_Dataset_

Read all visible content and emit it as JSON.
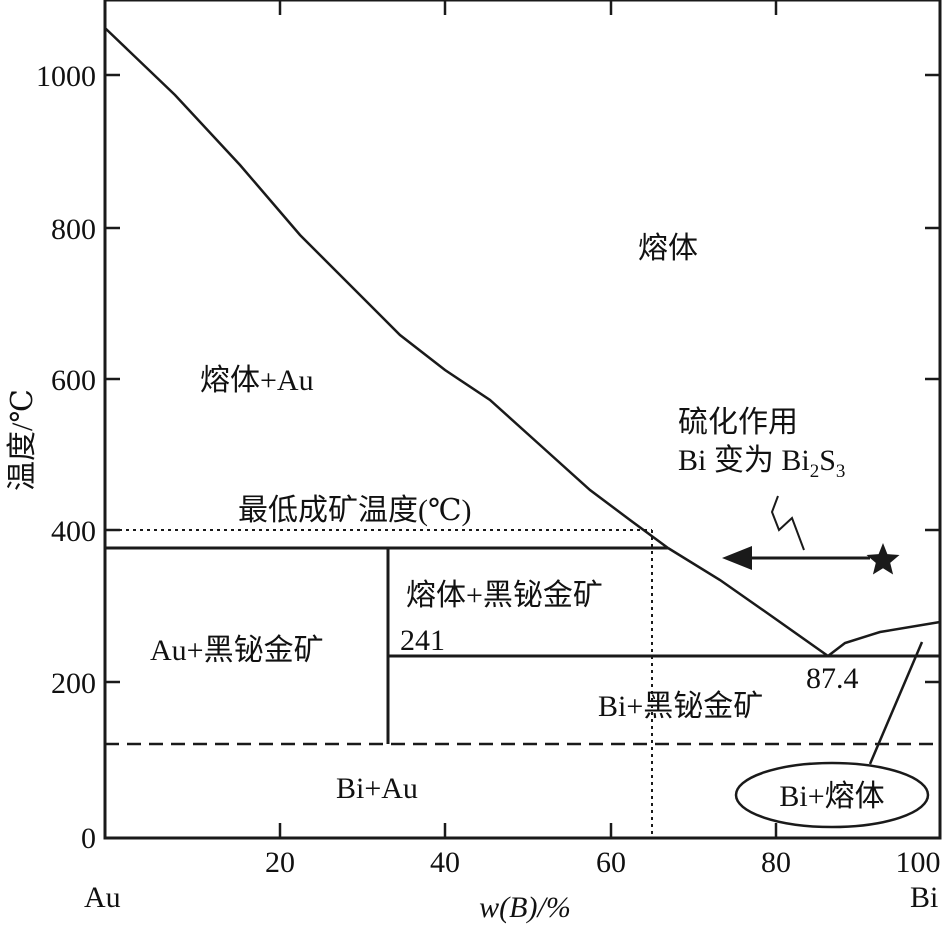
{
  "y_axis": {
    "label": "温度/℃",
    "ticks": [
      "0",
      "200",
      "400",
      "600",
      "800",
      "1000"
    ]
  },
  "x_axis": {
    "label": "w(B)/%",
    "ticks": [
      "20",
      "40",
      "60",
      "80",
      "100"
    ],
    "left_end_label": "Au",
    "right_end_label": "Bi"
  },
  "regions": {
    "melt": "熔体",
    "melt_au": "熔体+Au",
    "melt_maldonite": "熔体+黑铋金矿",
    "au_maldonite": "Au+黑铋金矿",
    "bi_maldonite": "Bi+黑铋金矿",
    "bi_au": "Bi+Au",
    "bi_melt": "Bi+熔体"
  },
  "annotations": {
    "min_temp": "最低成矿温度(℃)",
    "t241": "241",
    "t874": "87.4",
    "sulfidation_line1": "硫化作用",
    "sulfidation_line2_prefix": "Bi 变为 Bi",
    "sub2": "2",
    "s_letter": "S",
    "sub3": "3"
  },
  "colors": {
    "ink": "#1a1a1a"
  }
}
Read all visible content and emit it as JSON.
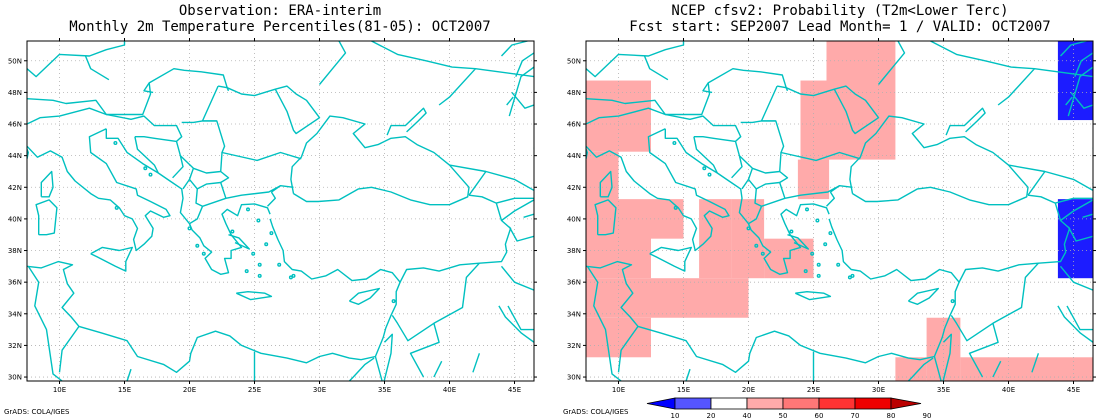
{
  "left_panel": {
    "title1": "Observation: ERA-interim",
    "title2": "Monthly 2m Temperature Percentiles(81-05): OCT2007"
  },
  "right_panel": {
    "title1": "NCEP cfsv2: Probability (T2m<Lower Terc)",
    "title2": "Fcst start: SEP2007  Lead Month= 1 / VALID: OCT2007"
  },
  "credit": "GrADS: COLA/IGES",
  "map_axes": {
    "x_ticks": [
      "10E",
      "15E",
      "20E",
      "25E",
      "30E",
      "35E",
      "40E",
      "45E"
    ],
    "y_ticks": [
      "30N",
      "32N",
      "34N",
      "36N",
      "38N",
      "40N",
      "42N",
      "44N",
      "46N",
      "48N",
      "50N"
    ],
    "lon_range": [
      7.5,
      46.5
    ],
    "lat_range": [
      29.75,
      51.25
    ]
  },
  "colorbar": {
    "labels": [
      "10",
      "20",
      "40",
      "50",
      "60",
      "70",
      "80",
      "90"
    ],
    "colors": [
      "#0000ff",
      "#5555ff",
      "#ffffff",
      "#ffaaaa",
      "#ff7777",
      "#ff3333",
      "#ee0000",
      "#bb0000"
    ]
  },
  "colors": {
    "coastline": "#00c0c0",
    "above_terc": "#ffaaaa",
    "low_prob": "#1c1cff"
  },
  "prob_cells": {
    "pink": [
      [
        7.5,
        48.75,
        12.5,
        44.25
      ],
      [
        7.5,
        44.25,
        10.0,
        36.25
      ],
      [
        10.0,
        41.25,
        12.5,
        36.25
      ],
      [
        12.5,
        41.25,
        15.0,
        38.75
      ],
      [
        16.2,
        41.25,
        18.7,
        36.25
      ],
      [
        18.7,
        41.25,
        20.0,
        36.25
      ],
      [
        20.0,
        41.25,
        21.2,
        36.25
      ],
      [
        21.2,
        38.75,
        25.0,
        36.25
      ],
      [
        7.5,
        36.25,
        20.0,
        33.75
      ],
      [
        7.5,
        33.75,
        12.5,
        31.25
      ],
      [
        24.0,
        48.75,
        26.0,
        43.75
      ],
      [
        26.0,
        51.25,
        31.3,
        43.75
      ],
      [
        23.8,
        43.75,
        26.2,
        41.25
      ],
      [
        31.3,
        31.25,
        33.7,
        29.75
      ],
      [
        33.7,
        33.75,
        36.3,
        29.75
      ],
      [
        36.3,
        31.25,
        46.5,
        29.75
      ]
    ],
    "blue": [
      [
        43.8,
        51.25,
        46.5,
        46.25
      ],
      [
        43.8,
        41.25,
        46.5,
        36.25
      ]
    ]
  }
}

* * *

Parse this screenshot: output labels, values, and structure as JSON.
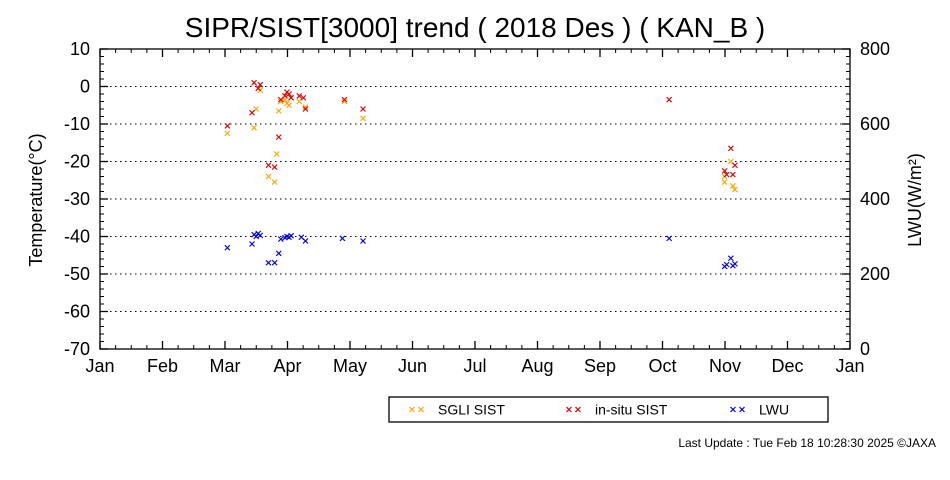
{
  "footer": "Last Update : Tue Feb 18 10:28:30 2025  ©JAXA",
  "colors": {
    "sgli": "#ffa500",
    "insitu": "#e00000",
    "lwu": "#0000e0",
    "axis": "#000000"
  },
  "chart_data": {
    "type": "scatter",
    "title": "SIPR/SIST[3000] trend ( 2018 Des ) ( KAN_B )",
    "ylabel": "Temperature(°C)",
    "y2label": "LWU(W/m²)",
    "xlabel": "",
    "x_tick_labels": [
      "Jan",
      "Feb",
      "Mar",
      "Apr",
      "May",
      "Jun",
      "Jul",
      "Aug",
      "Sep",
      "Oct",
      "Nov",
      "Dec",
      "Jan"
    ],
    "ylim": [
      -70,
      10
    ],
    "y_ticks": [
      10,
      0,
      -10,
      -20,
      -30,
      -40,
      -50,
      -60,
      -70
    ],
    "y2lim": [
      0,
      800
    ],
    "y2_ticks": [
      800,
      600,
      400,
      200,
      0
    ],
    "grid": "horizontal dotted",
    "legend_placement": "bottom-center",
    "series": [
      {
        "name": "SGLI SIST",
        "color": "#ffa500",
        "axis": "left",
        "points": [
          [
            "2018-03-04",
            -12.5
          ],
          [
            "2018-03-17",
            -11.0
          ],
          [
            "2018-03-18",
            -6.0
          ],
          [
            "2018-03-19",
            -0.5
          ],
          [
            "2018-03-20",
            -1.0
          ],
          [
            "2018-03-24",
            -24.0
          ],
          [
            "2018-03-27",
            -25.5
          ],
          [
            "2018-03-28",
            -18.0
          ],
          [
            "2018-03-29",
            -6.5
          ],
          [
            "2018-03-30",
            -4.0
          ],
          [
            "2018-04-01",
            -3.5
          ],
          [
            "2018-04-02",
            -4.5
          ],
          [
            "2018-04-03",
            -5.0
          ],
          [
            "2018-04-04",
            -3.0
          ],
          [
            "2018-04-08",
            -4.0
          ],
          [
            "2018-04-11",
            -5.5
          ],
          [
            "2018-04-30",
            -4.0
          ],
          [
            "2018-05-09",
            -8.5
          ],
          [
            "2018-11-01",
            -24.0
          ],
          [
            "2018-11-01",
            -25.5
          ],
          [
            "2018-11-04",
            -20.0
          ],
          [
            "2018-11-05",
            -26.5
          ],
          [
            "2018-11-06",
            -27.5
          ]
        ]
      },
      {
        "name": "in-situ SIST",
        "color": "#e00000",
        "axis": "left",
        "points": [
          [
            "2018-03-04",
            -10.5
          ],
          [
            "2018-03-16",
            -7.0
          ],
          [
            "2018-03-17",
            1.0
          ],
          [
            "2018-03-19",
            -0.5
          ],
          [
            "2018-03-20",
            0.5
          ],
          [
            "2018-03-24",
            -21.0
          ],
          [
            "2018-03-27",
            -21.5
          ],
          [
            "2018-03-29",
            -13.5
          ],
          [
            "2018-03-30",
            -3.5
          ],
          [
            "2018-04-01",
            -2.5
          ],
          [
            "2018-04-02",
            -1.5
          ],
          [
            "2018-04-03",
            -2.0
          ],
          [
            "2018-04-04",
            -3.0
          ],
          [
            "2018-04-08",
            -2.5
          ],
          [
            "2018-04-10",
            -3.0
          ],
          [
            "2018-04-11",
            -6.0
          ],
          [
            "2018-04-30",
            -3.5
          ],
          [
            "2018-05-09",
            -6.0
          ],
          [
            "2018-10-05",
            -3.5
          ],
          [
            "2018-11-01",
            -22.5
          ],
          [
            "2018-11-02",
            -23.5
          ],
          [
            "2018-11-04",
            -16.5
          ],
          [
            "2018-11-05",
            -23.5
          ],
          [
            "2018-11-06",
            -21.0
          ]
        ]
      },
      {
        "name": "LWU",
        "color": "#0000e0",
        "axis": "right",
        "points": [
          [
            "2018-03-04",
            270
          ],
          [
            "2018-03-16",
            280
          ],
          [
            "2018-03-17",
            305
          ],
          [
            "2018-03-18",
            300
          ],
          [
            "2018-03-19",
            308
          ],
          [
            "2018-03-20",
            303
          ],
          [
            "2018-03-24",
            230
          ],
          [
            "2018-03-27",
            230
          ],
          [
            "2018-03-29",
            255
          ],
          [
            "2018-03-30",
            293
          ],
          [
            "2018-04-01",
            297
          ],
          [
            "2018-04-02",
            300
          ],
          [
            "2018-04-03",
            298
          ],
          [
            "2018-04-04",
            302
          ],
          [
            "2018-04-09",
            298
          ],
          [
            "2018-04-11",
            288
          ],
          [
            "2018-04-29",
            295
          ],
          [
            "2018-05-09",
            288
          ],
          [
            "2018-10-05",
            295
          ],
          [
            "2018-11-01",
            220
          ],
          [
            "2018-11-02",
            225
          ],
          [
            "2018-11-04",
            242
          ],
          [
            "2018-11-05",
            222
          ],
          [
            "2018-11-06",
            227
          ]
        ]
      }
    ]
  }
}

_Task prompt_
Only lines with the string "Temperature" belong in your answer; copy each one.

_Written reply_
    "title2": "Monthly 2m Temperature Percentiles(81-05): OCT2007"
    "ylabel": "Temperature(°C)",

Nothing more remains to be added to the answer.